Data records
## Begin

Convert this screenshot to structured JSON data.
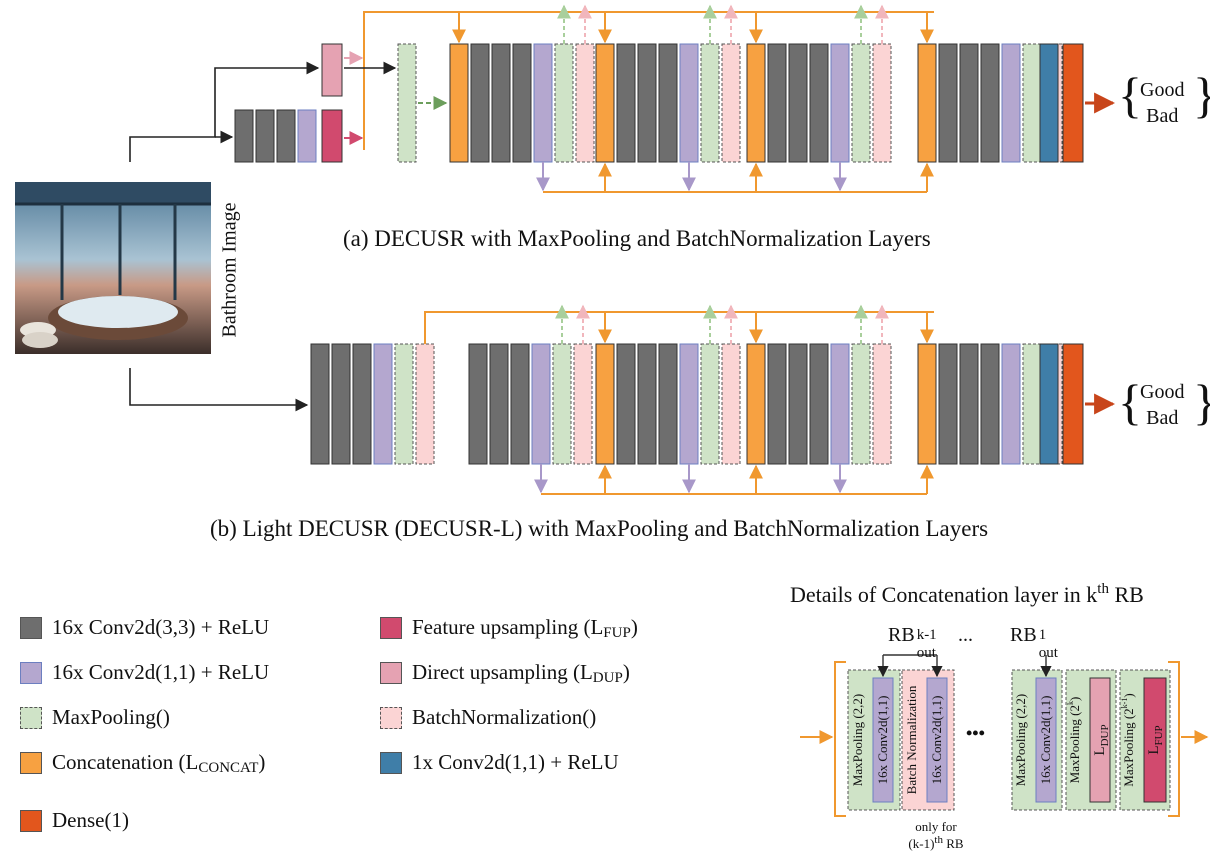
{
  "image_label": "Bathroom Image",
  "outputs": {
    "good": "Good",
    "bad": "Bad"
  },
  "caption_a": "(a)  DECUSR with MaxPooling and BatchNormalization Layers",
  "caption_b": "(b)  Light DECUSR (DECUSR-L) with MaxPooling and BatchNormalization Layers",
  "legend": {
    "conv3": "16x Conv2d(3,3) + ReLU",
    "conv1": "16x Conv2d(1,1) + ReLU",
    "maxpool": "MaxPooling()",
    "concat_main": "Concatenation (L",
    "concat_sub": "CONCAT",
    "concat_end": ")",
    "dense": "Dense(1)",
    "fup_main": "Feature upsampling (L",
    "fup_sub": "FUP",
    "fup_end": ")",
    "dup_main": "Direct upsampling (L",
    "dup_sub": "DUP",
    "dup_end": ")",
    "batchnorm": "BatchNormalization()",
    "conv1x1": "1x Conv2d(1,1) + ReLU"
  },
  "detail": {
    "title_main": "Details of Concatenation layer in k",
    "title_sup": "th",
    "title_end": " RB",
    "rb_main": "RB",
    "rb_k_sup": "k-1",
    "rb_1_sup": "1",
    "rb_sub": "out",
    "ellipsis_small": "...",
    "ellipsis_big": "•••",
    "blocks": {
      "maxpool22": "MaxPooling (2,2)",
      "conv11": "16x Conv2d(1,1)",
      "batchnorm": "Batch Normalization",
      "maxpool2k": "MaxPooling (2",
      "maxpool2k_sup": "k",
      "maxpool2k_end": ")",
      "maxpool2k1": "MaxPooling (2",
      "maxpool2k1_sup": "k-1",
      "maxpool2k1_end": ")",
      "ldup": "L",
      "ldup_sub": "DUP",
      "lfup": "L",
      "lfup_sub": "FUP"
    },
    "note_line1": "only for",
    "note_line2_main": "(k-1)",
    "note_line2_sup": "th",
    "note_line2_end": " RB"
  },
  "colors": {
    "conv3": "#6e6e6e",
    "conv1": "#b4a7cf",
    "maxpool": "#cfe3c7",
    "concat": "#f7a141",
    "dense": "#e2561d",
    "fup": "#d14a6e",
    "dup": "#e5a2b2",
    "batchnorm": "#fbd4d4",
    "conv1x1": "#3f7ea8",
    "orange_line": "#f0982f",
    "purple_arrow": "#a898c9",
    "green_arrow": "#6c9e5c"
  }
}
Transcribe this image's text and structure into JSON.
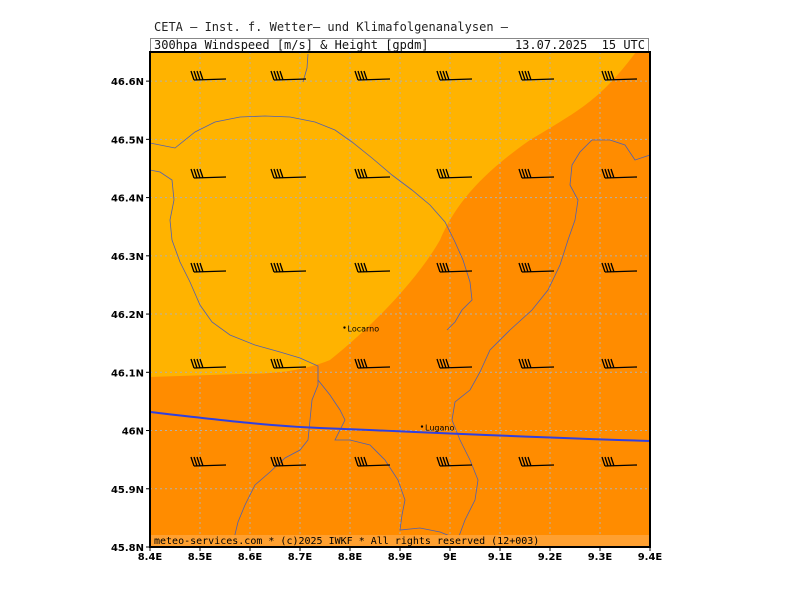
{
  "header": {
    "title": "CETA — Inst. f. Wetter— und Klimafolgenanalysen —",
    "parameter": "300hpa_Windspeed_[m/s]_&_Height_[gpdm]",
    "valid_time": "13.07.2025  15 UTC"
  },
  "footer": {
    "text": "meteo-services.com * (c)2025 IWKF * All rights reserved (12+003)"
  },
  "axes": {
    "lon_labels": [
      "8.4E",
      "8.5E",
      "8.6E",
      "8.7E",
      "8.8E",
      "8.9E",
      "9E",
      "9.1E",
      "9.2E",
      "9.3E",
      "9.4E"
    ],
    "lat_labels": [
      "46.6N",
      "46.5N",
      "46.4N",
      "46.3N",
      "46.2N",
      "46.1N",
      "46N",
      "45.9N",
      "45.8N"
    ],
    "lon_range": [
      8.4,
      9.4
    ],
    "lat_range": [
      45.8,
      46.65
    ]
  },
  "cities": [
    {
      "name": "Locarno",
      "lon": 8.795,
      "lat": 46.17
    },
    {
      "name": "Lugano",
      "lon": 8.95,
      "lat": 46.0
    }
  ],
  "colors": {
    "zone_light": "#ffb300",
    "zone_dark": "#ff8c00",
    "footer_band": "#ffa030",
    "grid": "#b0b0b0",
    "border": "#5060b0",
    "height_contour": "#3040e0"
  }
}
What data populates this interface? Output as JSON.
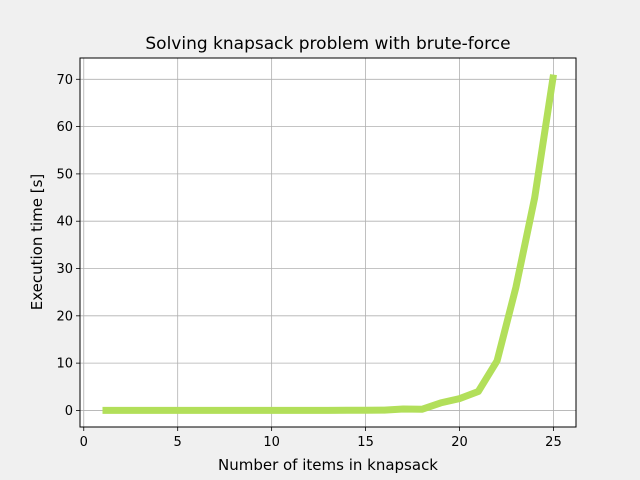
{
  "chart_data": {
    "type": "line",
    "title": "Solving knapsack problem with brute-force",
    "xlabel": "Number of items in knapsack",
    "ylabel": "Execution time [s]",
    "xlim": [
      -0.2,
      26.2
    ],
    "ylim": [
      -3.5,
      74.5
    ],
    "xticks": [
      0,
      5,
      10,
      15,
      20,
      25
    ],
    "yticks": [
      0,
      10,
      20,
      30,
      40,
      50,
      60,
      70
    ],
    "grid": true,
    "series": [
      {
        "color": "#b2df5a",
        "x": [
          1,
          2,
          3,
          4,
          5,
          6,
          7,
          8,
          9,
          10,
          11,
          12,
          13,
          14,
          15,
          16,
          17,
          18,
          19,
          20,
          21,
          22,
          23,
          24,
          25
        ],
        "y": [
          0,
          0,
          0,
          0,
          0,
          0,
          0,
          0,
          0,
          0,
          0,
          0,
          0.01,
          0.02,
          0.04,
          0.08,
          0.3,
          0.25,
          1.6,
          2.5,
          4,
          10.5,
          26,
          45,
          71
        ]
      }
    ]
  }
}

## End

__EXERCISE REQUIREMENTS__:
Reproduce the material above in full, exactly, with no images.

__SOLUTION__:
Convert this screenshot to structured JSON data.
{
  "image_label": "Bathroom Image",
  "outputs": {
    "good": "Good",
    "bad": "Bad"
  },
  "caption_a": "(a)  DECUSR with MaxPooling and BatchNormalization Layers",
  "caption_b": "(b)  Light DECUSR (DECUSR-L) with MaxPooling and BatchNormalization Layers",
  "legend": {
    "conv3": "16x Conv2d(3,3) + ReLU",
    "conv1": "16x Conv2d(1,1) + ReLU",
    "maxpool": "MaxPooling()",
    "concat_main": "Concatenation (L",
    "concat_sub": "CONCAT",
    "concat_end": ")",
    "dense": "Dense(1)",
    "fup_main": "Feature upsampling (L",
    "fup_sub": "FUP",
    "fup_end": ")",
    "dup_main": "Direct upsampling (L",
    "dup_sub": "DUP",
    "dup_end": ")",
    "batchnorm": "BatchNormalization()",
    "conv1x1": "1x Conv2d(1,1) + ReLU"
  },
  "detail": {
    "title_main": "Details of Concatenation layer in k",
    "title_sup": "th",
    "title_end": " RB",
    "rb_main": "RB",
    "rb_k_sup": "k-1",
    "rb_1_sup": "1",
    "rb_sub": "out",
    "ellipsis_small": "...",
    "ellipsis_big": "•••",
    "blocks": {
      "maxpool22": "MaxPooling (2,2)",
      "conv11": "16x Conv2d(1,1)",
      "batchnorm": "Batch Normalization",
      "maxpool2k": "MaxPooling (2",
      "maxpool2k_sup": "k",
      "maxpool2k_end": ")",
      "maxpool2k1": "MaxPooling (2",
      "maxpool2k1_sup": "k-1",
      "maxpool2k1_end": ")",
      "ldup": "L",
      "ldup_sub": "DUP",
      "lfup": "L",
      "lfup_sub": "FUP"
    },
    "note_line1": "only for",
    "note_line2_main": "(k-1)",
    "note_line2_sup": "th",
    "note_line2_end": " RB"
  },
  "colors": {
    "conv3": "#6e6e6e",
    "conv1": "#b4a7cf",
    "maxpool": "#cfe3c7",
    "concat": "#f7a141",
    "dense": "#e2561d",
    "fup": "#d14a6e",
    "dup": "#e5a2b2",
    "batchnorm": "#fbd4d4",
    "conv1x1": "#3f7ea8",
    "orange_line": "#f0982f",
    "purple_arrow": "#a898c9",
    "green_arrow": "#6c9e5c"
  }
}
Transcribe this image's text and structure into JSON.
{
  "header": {
    "title": "CETA — Inst. f. Wetter— und Klimafolgenanalysen —",
    "parameter": "300hpa_Windspeed_[m/s]_&_Height_[gpdm]",
    "valid_time": "13.07.2025  15 UTC"
  },
  "footer": {
    "text": "meteo-services.com * (c)2025 IWKF * All rights reserved (12+003)"
  },
  "axes": {
    "lon_labels": [
      "8.4E",
      "8.5E",
      "8.6E",
      "8.7E",
      "8.8E",
      "8.9E",
      "9E",
      "9.1E",
      "9.2E",
      "9.3E",
      "9.4E"
    ],
    "lat_labels": [
      "46.6N",
      "46.5N",
      "46.4N",
      "46.3N",
      "46.2N",
      "46.1N",
      "46N",
      "45.9N",
      "45.8N"
    ],
    "lon_range": [
      8.4,
      9.4
    ],
    "lat_range": [
      45.8,
      46.65
    ]
  },
  "cities": [
    {
      "name": "Locarno",
      "lon": 8.795,
      "lat": 46.17
    },
    {
      "name": "Lugano",
      "lon": 8.95,
      "lat": 46.0
    }
  ],
  "colors": {
    "zone_light": "#ffb300",
    "zone_dark": "#ff8c00",
    "footer_band": "#ffa030",
    "grid": "#b0b0b0",
    "border": "#5060b0",
    "height_contour": "#3040e0"
  }
}
What data populates this interface? Output as JSON.
{
  "chart_data": {
    "type": "line",
    "title": "Solving knapsack problem with brute-force",
    "xlabel": "Number of items in knapsack",
    "ylabel": "Execution time [s]",
    "xlim": [
      -0.2,
      26.2
    ],
    "ylim": [
      -3.5,
      74.5
    ],
    "xticks": [
      0,
      5,
      10,
      15,
      20,
      25
    ],
    "yticks": [
      0,
      10,
      20,
      30,
      40,
      50,
      60,
      70
    ],
    "grid": true,
    "series": [
      {
        "color": "#b2df5a",
        "x": [
          1,
          2,
          3,
          4,
          5,
          6,
          7,
          8,
          9,
          10,
          11,
          12,
          13,
          14,
          15,
          16,
          17,
          18,
          19,
          20,
          21,
          22,
          23,
          24,
          25
        ],
        "y": [
          0,
          0,
          0,
          0,
          0,
          0,
          0,
          0,
          0,
          0,
          0,
          0,
          0.01,
          0.02,
          0.04,
          0.08,
          0.3,
          0.25,
          1.6,
          2.5,
          4,
          10.5,
          26,
          45,
          71
        ]
      }
    ]
  }
}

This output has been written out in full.